Exercise requirements: Each line below either holds the string "details" or doesn't. Count those that do and give only the number.

## START Dataset excerpts

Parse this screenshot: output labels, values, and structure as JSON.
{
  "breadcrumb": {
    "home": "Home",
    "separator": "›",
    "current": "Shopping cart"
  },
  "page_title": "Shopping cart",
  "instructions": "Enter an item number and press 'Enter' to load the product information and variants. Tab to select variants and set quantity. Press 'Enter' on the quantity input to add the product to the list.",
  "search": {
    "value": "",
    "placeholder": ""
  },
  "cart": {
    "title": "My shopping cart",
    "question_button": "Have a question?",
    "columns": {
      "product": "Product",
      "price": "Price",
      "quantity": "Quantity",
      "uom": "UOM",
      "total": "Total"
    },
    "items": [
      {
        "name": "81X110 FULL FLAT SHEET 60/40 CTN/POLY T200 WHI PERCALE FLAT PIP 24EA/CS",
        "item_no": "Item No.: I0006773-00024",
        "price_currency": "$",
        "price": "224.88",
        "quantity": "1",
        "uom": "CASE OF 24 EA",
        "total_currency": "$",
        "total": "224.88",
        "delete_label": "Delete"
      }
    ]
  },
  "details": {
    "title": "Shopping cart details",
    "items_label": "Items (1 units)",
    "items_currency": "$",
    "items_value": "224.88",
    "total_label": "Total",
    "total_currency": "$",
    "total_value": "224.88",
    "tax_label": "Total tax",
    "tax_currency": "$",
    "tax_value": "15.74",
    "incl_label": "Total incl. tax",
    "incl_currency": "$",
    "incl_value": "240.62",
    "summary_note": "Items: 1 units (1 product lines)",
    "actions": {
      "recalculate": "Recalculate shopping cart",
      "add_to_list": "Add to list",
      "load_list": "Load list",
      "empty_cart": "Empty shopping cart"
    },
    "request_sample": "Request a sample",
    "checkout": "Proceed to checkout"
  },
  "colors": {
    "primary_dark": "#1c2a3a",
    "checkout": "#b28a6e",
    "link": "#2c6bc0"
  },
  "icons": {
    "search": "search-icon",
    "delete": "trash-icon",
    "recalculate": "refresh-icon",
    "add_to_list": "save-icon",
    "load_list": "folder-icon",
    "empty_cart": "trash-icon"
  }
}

## END Dataset excerpts

Final answer: 2